## Given records
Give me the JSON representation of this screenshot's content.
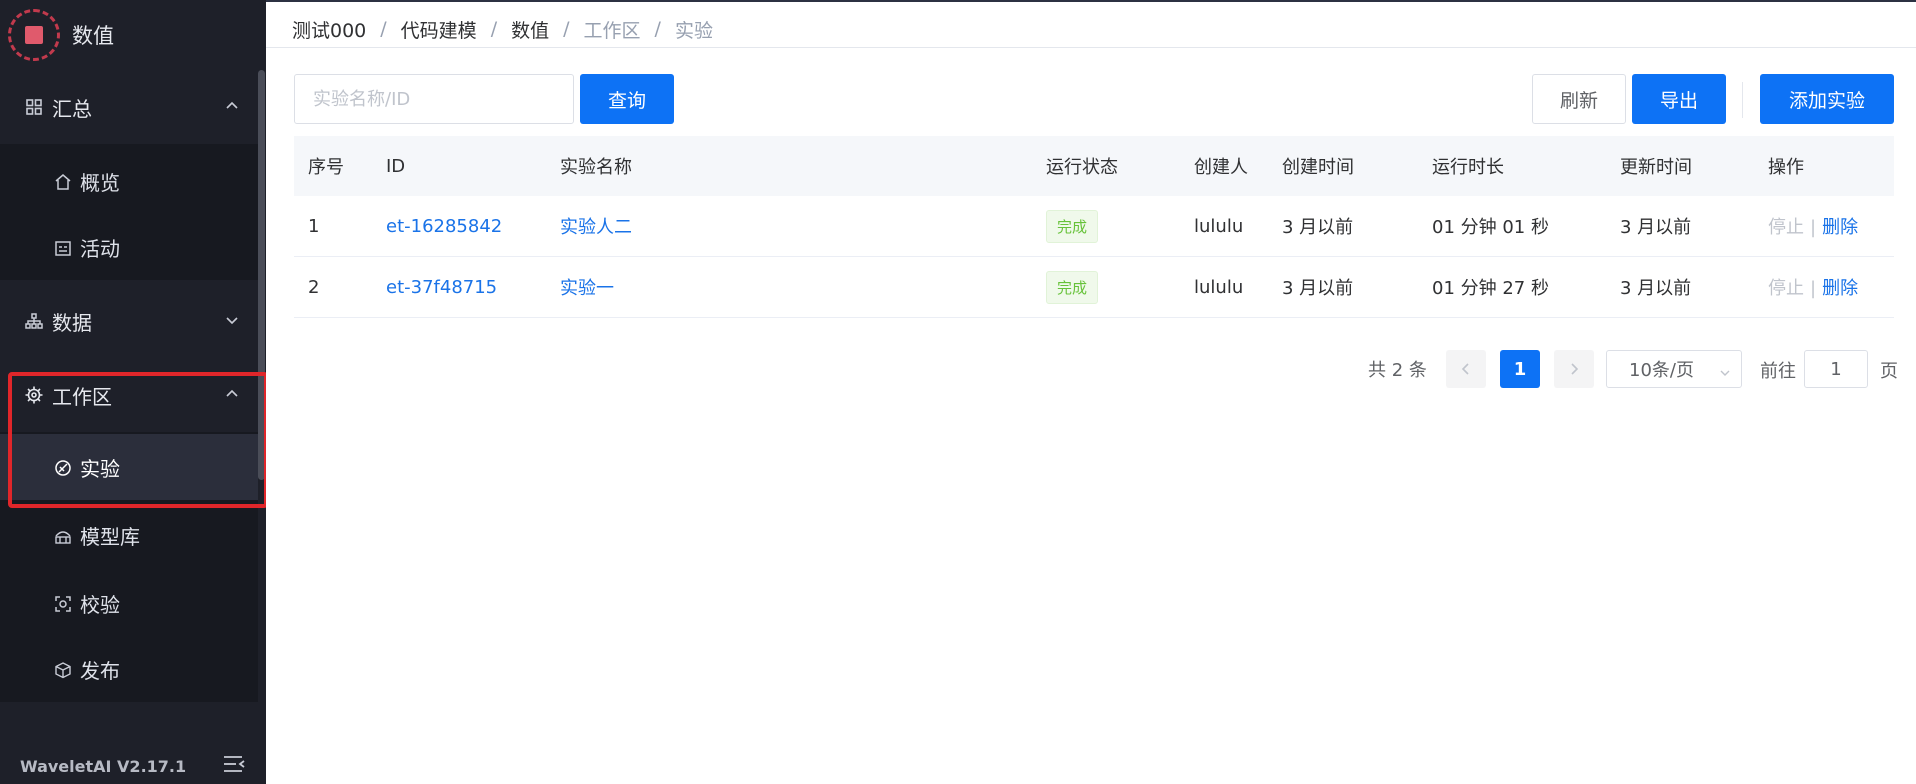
{
  "brand": {
    "title": "数值"
  },
  "sidebar": {
    "groups": [
      {
        "label": "汇总",
        "items": [
          "概览",
          "活动"
        ]
      },
      {
        "label": "数据"
      },
      {
        "label": "工作区",
        "items": [
          "实验",
          "模型库",
          "校验",
          "发布"
        ]
      }
    ],
    "active_item": "实验",
    "version": "WaveletAI V2.17.1"
  },
  "breadcrumb": [
    "测试000",
    "代码建模",
    "数值",
    "工作区",
    "实验"
  ],
  "toolbar": {
    "search_placeholder": "实验名称/ID",
    "search_button": "查询",
    "refresh_button": "刷新",
    "export_button": "导出",
    "add_button": "添加实验"
  },
  "table": {
    "headers": [
      "序号",
      "ID",
      "实验名称",
      "运行状态",
      "创建人",
      "创建时间",
      "运行时长",
      "更新时间",
      "操作"
    ],
    "rows": [
      {
        "index": "1",
        "id": "et-16285842",
        "name": "实验人二",
        "status": "完成",
        "creator": "lululu",
        "created": "3 月以前",
        "duration": "01 分钟 01 秒",
        "updated": "3 月以前",
        "op_stop": "停止",
        "op_sep": "|",
        "op_delete": "删除"
      },
      {
        "index": "2",
        "id": "et-37f48715",
        "name": "实验一",
        "status": "完成",
        "creator": "lululu",
        "created": "3 月以前",
        "duration": "01 分钟 27 秒",
        "updated": "3 月以前",
        "op_stop": "停止",
        "op_sep": "|",
        "op_delete": "删除"
      }
    ]
  },
  "pagination": {
    "total_text": "共 2 条",
    "prev": "<",
    "current_page": "1",
    "next": ">",
    "page_size": "10条/页",
    "goto_label": "前往",
    "goto_value": "1",
    "goto_suffix": "页"
  },
  "colors": {
    "sidebar_bg": "#1e2029",
    "primary": "#0d72f5",
    "link": "#1a73e8",
    "success": "#67c23a",
    "highlight": "#e0262a"
  }
}
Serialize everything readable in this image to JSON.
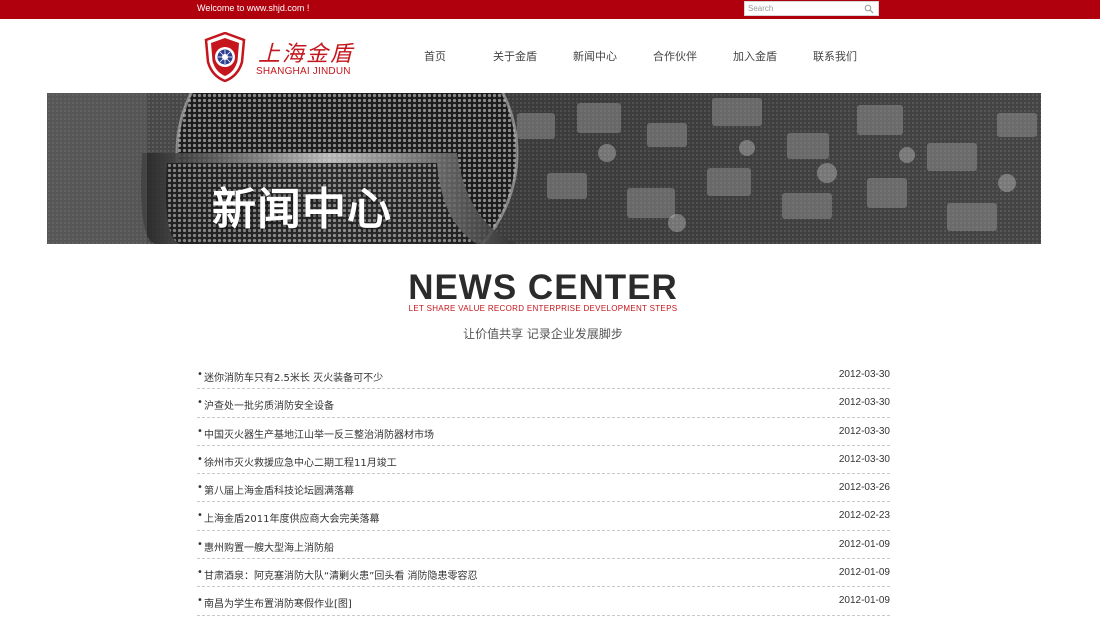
{
  "topbar": {
    "welcome": "Welcome to www.shjd.com !",
    "search_placeholder": "Search"
  },
  "logo": {
    "name_cn": "上海金盾",
    "name_en": "SHANGHAI  JINDUN"
  },
  "nav": {
    "items": [
      "首页",
      "关于金盾",
      "新闻中心",
      "合作伙伴",
      "加入金盾",
      "联系我们"
    ]
  },
  "banner": {
    "title": "新闻中心"
  },
  "section": {
    "heading": "NEWS CENTER",
    "subheading": "LET SHARE VALUE RECORD ENTERPRISE DEVELOPMENT STEPS",
    "subtitle_cn": "让价值共享 记录企业发展脚步"
  },
  "news": [
    {
      "title": "迷你消防车只有2.5米长 灭火装备可不少",
      "date": "2012-03-30"
    },
    {
      "title": "沪查处一批劣质消防安全设备",
      "date": "2012-03-30"
    },
    {
      "title": "中国灭火器生产基地江山举一反三整治消防器材市场",
      "date": "2012-03-30"
    },
    {
      "title": "徐州市灭火救援应急中心二期工程11月竣工",
      "date": "2012-03-30"
    },
    {
      "title": "第八届上海金盾科技论坛圆满落幕",
      "date": "2012-03-26"
    },
    {
      "title": "上海金盾2011年度供应商大会完美落幕",
      "date": "2012-02-23"
    },
    {
      "title": "惠州购置一艘大型海上消防船",
      "date": "2012-01-09"
    },
    {
      "title": "甘肃酒泉：阿克塞消防大队“清剿火患”回头看 消防隐患零容忍",
      "date": "2012-01-09"
    },
    {
      "title": "南昌为学生布置消防寒假作业[图]",
      "date": "2012-01-09"
    }
  ],
  "colors": {
    "brand_red": "#b1000d",
    "logo_red": "#c4161c"
  },
  "icons": {
    "search": "search-icon",
    "logo": "shield-logo-icon"
  }
}
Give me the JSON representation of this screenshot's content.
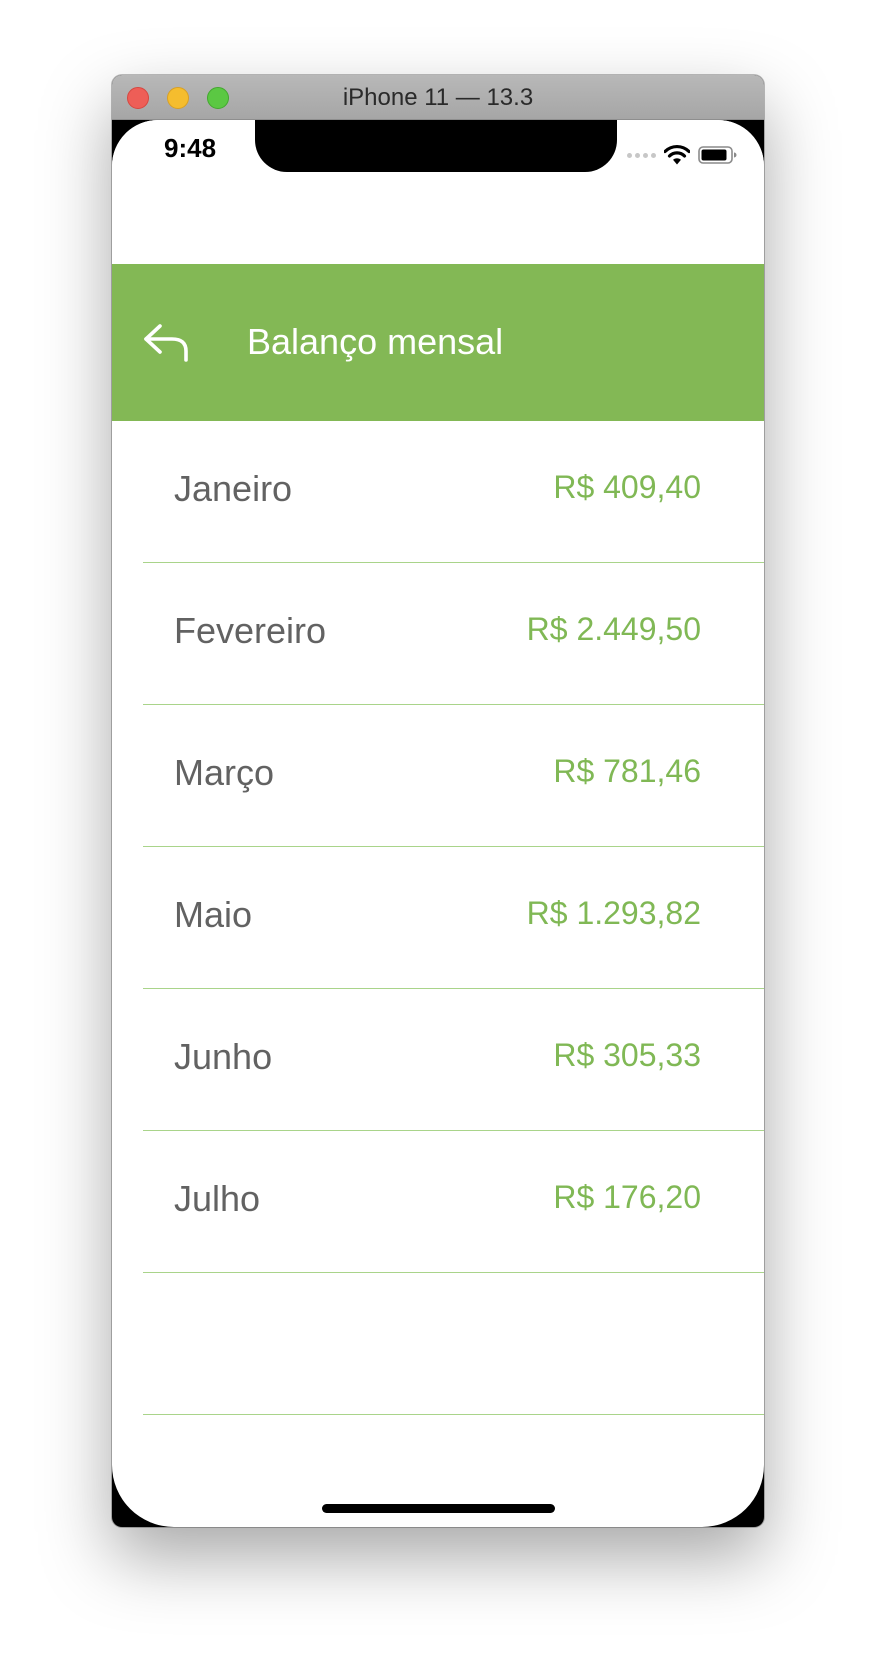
{
  "window": {
    "title": "iPhone 11 — 13.3"
  },
  "status_bar": {
    "time": "9:48",
    "icons": [
      "cellular-signal-icon",
      "wifi-icon",
      "battery-icon"
    ]
  },
  "nav": {
    "title": "Balanço mensal",
    "back_icon": "back-arrow-icon"
  },
  "months": [
    {
      "month": "Janeiro",
      "amount": "R$ 409,40"
    },
    {
      "month": "Fevereiro",
      "amount": "R$ 2.449,50"
    },
    {
      "month": "Março",
      "amount": "R$ 781,46"
    },
    {
      "month": "Maio",
      "amount": "R$ 1.293,82"
    },
    {
      "month": "Junho",
      "amount": "R$ 305,33"
    },
    {
      "month": "Julho",
      "amount": "R$ 176,20"
    }
  ],
  "colors": {
    "accent": "#83b855",
    "amount_text": "#80b855",
    "month_text": "#626262",
    "separator": "#a9d48a"
  }
}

## What the exercise asks
Copy every line of the data word for word, omitting the images.

## Task solution
Give me the JSON representation of this screenshot's content.
{
  "brand": {
    "title": "数值"
  },
  "sidebar": {
    "groups": [
      {
        "label": "汇总",
        "items": [
          "概览",
          "活动"
        ]
      },
      {
        "label": "数据"
      },
      {
        "label": "工作区",
        "items": [
          "实验",
          "模型库",
          "校验",
          "发布"
        ]
      }
    ],
    "active_item": "实验",
    "version": "WaveletAI V2.17.1"
  },
  "breadcrumb": [
    "测试000",
    "代码建模",
    "数值",
    "工作区",
    "实验"
  ],
  "toolbar": {
    "search_placeholder": "实验名称/ID",
    "search_button": "查询",
    "refresh_button": "刷新",
    "export_button": "导出",
    "add_button": "添加实验"
  },
  "table": {
    "headers": [
      "序号",
      "ID",
      "实验名称",
      "运行状态",
      "创建人",
      "创建时间",
      "运行时长",
      "更新时间",
      "操作"
    ],
    "rows": [
      {
        "index": "1",
        "id": "et-16285842",
        "name": "实验人二",
        "status": "完成",
        "creator": "lululu",
        "created": "3 月以前",
        "duration": "01 分钟 01 秒",
        "updated": "3 月以前",
        "op_stop": "停止",
        "op_sep": "|",
        "op_delete": "删除"
      },
      {
        "index": "2",
        "id": "et-37f48715",
        "name": "实验一",
        "status": "完成",
        "creator": "lululu",
        "created": "3 月以前",
        "duration": "01 分钟 27 秒",
        "updated": "3 月以前",
        "op_stop": "停止",
        "op_sep": "|",
        "op_delete": "删除"
      }
    ]
  },
  "pagination": {
    "total_text": "共 2 条",
    "prev": "<",
    "current_page": "1",
    "next": ">",
    "page_size": "10条/页",
    "goto_label": "前往",
    "goto_value": "1",
    "goto_suffix": "页"
  },
  "colors": {
    "sidebar_bg": "#1e2029",
    "primary": "#0d72f5",
    "link": "#1a73e8",
    "success": "#67c23a",
    "highlight": "#e0262a"
  }
}
Serialize everything readable in this image to JSON.
{
  "topbar": {
    "welcome": "Welcome to www.shjd.com !",
    "search_placeholder": "Search"
  },
  "logo": {
    "name_cn": "上海金盾",
    "name_en": "SHANGHAI  JINDUN"
  },
  "nav": {
    "items": [
      "首页",
      "关于金盾",
      "新闻中心",
      "合作伙伴",
      "加入金盾",
      "联系我们"
    ]
  },
  "banner": {
    "title": "新闻中心"
  },
  "section": {
    "heading": "NEWS CENTER",
    "subheading": "LET SHARE VALUE RECORD ENTERPRISE DEVELOPMENT STEPS",
    "subtitle_cn": "让价值共享 记录企业发展脚步"
  },
  "news": [
    {
      "title": "迷你消防车只有2.5米长 灭火装备可不少",
      "date": "2012-03-30"
    },
    {
      "title": "沪查处一批劣质消防安全设备",
      "date": "2012-03-30"
    },
    {
      "title": "中国灭火器生产基地江山举一反三整治消防器材市场",
      "date": "2012-03-30"
    },
    {
      "title": "徐州市灭火救援应急中心二期工程11月竣工",
      "date": "2012-03-30"
    },
    {
      "title": "第八届上海金盾科技论坛圆满落幕",
      "date": "2012-03-26"
    },
    {
      "title": "上海金盾2011年度供应商大会完美落幕",
      "date": "2012-02-23"
    },
    {
      "title": "惠州购置一艘大型海上消防船",
      "date": "2012-01-09"
    },
    {
      "title": "甘肃酒泉：阿克塞消防大队“清剿火患”回头看 消防隐患零容忍",
      "date": "2012-01-09"
    },
    {
      "title": "南昌为学生布置消防寒假作业[图]",
      "date": "2012-01-09"
    }
  ],
  "colors": {
    "brand_red": "#b1000d",
    "logo_red": "#c4161c"
  },
  "icons": {
    "search": "search-icon",
    "logo": "shield-logo-icon"
  }
}
Give me the JSON representation of this screenshot's content.
{
  "window": {
    "title": "iPhone 11 — 13.3"
  },
  "status_bar": {
    "time": "9:48",
    "icons": [
      "cellular-signal-icon",
      "wifi-icon",
      "battery-icon"
    ]
  },
  "nav": {
    "title": "Balanço mensal",
    "back_icon": "back-arrow-icon"
  },
  "months": [
    {
      "month": "Janeiro",
      "amount": "R$ 409,40"
    },
    {
      "month": "Fevereiro",
      "amount": "R$ 2.449,50"
    },
    {
      "month": "Março",
      "amount": "R$ 781,46"
    },
    {
      "month": "Maio",
      "amount": "R$ 1.293,82"
    },
    {
      "month": "Junho",
      "amount": "R$ 305,33"
    },
    {
      "month": "Julho",
      "amount": "R$ 176,20"
    }
  ],
  "colors": {
    "accent": "#83b855",
    "amount_text": "#80b855",
    "month_text": "#626262",
    "separator": "#a9d48a"
  }
}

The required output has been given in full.